[Short task] Report how many lines of the entries below contain the word "text", and nothing more.

[Supplied material]
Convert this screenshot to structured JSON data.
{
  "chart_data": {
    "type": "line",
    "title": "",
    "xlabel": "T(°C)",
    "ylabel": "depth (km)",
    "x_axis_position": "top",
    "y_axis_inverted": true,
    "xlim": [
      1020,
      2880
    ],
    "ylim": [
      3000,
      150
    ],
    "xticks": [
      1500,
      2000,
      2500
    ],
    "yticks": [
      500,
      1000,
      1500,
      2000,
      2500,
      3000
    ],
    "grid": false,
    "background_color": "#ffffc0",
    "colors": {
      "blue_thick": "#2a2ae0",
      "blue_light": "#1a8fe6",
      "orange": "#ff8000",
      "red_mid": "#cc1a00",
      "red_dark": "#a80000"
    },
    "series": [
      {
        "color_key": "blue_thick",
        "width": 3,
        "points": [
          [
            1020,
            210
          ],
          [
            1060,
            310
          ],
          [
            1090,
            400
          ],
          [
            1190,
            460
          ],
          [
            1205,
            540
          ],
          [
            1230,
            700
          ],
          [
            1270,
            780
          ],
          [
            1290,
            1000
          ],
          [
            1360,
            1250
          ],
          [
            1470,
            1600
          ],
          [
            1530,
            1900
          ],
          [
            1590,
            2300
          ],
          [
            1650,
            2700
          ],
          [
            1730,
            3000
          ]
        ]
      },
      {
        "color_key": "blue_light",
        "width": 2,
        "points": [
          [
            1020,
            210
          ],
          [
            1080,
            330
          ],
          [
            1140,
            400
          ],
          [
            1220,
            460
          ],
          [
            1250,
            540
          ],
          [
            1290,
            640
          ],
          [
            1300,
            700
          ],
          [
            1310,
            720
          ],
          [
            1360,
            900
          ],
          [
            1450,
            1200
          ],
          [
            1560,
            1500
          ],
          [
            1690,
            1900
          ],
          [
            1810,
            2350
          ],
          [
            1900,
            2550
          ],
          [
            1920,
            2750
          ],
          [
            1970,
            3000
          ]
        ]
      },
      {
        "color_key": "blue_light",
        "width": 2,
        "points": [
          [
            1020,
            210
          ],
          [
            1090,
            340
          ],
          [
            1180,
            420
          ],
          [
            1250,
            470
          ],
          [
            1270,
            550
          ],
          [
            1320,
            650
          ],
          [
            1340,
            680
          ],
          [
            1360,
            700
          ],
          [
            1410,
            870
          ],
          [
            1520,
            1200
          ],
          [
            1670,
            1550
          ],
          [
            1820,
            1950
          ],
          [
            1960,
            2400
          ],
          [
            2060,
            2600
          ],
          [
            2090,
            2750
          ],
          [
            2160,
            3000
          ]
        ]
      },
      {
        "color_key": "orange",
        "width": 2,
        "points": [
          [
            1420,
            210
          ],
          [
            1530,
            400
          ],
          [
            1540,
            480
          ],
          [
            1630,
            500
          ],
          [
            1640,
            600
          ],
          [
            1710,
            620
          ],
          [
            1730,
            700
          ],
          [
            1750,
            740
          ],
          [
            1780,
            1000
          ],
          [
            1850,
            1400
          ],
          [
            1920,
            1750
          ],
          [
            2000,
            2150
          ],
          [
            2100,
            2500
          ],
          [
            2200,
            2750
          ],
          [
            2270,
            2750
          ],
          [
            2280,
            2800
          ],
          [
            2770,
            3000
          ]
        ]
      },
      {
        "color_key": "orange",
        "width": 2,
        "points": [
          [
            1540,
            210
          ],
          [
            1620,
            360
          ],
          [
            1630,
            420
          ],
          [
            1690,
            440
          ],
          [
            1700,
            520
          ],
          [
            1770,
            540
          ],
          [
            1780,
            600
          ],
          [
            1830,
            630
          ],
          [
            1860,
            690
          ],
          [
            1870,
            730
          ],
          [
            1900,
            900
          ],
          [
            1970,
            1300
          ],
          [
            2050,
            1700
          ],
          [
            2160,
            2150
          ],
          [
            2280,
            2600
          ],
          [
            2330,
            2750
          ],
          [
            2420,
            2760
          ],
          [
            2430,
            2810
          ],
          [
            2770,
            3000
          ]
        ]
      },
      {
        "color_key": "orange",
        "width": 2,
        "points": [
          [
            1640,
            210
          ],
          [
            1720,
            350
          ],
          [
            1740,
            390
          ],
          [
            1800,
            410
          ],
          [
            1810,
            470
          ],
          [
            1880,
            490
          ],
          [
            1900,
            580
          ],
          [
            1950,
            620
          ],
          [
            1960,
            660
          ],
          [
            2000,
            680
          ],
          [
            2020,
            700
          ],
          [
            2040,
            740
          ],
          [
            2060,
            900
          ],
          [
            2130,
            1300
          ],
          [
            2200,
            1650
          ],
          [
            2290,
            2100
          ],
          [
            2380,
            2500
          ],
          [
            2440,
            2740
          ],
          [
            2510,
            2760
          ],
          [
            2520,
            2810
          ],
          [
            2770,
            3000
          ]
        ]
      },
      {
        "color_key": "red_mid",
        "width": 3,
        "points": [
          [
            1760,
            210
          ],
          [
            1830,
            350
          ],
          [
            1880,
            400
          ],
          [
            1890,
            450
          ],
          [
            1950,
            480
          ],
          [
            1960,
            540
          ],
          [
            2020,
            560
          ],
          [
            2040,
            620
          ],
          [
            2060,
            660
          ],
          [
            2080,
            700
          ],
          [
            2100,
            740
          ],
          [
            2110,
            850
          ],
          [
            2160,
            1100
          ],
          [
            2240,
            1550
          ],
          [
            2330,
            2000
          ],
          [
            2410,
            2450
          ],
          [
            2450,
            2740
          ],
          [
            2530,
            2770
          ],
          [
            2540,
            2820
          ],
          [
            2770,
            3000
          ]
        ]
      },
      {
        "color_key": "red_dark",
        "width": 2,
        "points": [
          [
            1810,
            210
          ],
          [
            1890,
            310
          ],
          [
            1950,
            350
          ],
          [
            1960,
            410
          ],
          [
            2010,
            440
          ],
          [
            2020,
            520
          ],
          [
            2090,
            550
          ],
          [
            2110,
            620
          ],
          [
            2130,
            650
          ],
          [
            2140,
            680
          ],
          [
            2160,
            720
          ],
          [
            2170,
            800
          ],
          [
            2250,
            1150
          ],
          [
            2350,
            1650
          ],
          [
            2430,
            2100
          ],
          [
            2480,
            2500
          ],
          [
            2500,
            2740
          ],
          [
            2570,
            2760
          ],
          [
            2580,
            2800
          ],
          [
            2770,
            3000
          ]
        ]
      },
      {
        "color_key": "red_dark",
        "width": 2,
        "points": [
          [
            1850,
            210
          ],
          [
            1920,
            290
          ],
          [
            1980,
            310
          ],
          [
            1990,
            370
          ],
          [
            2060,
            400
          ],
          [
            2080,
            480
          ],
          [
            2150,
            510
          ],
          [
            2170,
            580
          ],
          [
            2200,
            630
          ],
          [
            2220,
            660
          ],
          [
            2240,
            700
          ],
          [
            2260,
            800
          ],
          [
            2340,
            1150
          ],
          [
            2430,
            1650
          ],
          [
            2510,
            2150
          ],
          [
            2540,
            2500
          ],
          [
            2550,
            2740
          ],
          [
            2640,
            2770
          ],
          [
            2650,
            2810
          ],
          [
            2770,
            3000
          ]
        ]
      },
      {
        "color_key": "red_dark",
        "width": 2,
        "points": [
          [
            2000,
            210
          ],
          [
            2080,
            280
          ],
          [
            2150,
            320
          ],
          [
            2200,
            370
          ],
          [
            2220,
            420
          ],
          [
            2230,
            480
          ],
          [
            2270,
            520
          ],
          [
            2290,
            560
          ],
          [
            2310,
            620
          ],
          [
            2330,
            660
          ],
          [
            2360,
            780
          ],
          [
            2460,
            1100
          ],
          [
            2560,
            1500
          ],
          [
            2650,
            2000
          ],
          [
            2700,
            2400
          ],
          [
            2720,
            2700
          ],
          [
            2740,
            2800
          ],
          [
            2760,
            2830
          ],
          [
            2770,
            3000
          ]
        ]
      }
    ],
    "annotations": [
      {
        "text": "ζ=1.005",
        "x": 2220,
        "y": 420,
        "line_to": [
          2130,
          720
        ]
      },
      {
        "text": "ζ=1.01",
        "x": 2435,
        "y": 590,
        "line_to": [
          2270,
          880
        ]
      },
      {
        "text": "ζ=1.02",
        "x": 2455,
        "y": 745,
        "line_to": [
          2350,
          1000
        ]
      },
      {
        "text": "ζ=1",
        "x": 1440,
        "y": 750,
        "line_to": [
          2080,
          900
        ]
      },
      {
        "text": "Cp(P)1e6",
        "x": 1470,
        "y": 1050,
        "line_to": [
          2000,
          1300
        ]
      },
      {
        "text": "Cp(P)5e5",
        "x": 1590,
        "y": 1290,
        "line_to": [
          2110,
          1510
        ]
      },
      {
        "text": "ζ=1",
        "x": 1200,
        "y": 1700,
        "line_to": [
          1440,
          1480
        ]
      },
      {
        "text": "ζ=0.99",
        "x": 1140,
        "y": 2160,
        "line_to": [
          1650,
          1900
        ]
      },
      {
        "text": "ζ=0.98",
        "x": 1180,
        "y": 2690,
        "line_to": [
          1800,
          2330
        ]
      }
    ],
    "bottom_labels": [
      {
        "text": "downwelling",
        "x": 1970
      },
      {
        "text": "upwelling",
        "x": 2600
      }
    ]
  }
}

[Answer for this exercise] 11